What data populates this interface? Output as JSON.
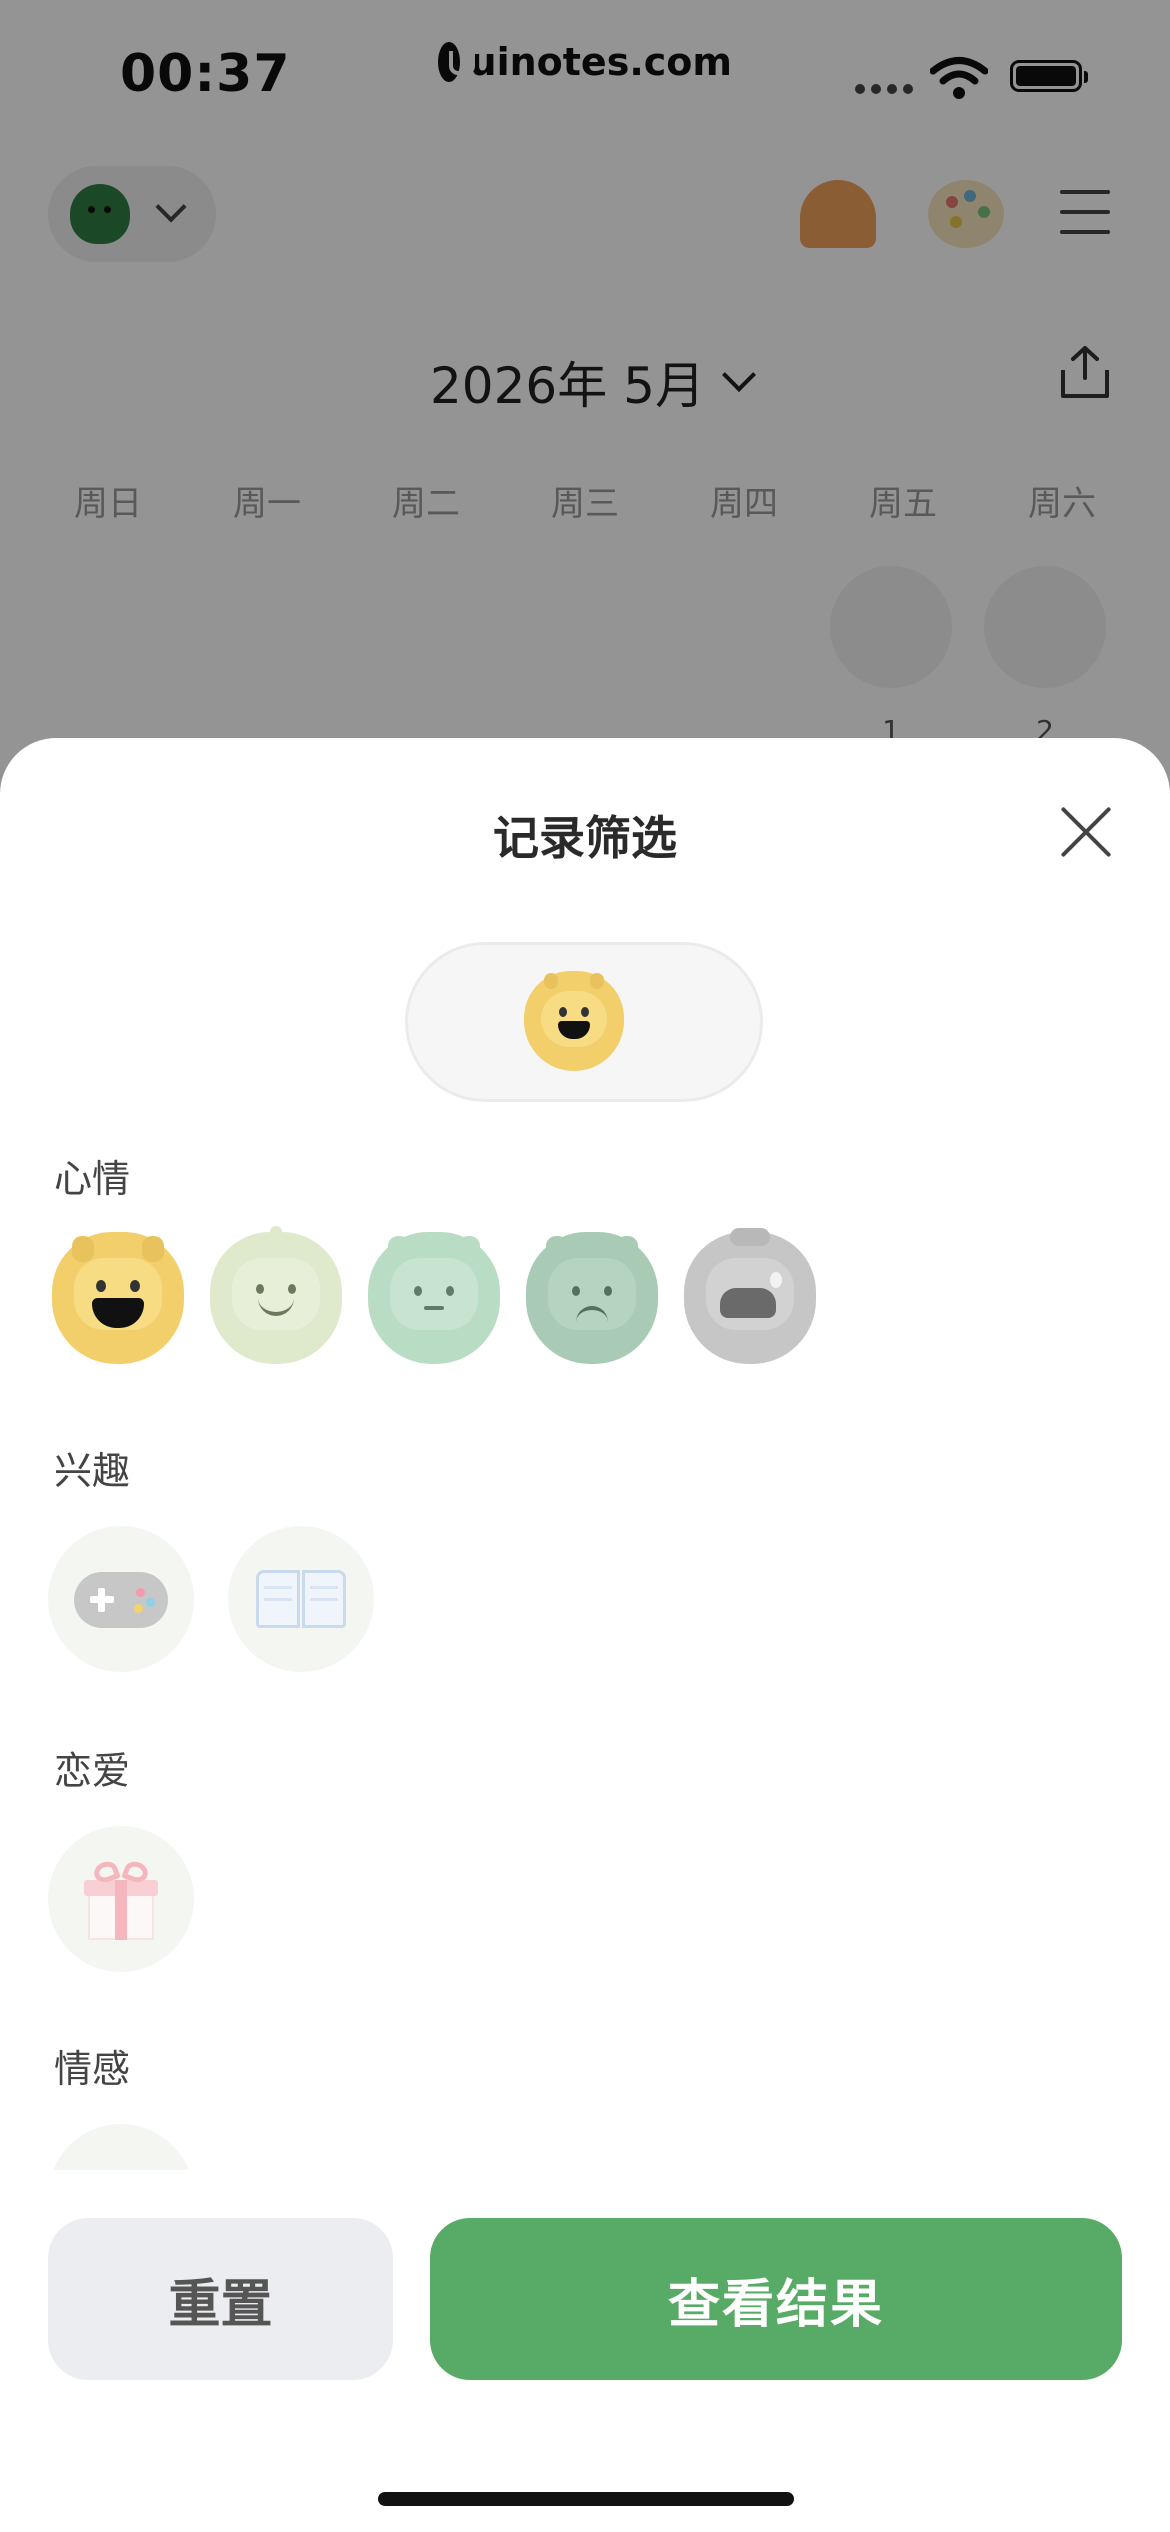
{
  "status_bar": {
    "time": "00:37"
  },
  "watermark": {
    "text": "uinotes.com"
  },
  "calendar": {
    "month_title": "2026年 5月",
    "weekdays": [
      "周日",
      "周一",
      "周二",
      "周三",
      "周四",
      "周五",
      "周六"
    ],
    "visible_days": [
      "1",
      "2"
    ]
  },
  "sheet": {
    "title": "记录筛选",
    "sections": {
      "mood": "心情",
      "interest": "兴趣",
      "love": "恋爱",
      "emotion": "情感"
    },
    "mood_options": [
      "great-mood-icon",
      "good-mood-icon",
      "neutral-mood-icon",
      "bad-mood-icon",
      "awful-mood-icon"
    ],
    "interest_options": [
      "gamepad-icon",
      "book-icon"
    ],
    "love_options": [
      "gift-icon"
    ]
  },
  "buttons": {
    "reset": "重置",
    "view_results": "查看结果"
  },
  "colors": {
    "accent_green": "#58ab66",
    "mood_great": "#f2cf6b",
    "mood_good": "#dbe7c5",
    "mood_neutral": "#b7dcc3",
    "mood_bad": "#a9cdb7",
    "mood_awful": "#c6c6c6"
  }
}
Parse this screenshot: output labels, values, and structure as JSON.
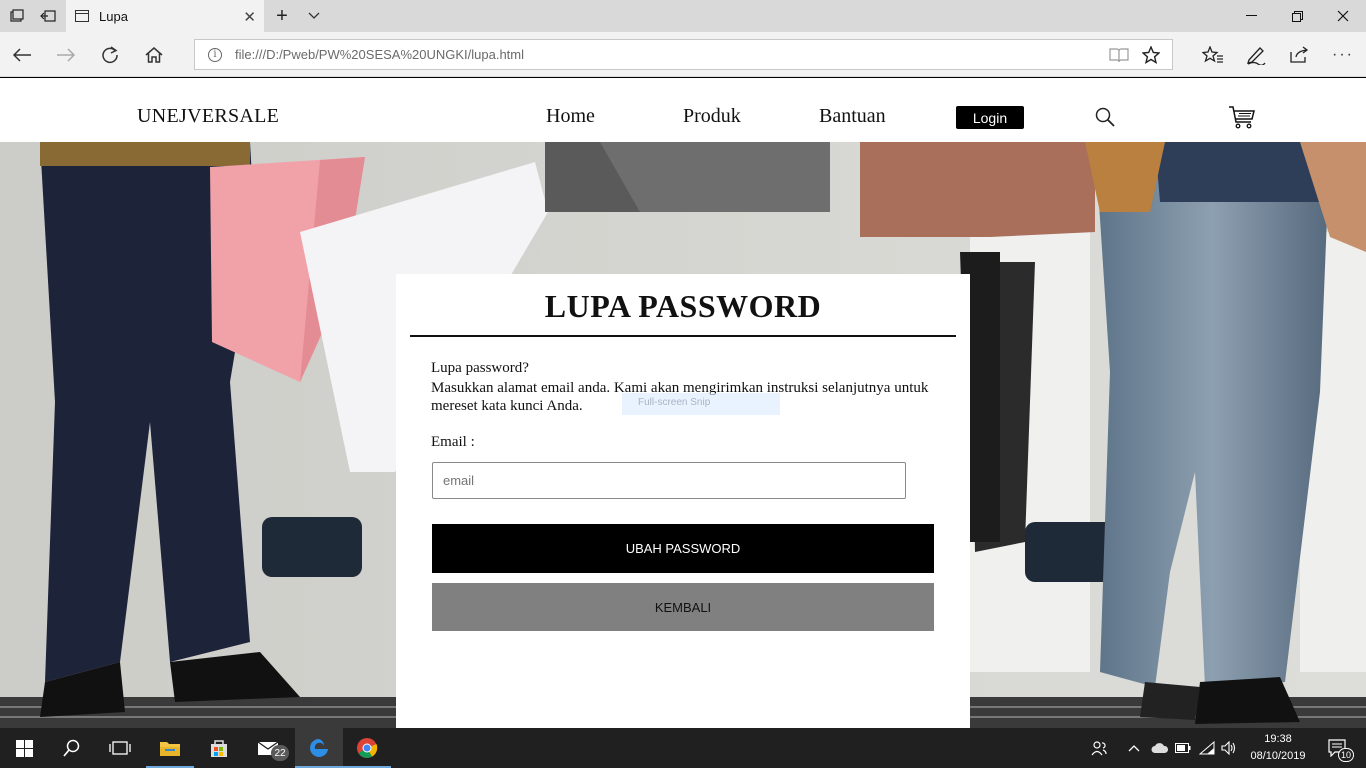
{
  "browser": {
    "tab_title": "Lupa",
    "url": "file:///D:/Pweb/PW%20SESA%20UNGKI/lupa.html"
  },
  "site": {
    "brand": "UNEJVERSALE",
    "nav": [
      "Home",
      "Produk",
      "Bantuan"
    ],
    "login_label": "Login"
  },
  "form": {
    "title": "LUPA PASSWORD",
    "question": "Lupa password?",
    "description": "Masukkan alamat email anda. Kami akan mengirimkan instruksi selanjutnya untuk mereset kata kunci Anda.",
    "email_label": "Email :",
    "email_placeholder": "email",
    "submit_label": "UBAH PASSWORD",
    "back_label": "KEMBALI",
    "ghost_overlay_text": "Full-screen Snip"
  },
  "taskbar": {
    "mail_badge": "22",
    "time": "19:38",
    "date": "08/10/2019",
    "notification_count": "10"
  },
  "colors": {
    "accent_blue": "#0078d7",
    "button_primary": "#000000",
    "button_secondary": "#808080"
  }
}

(Work to complete) In how many lines of the data does the string "this" appear? Give only the number.

(Final answer) 2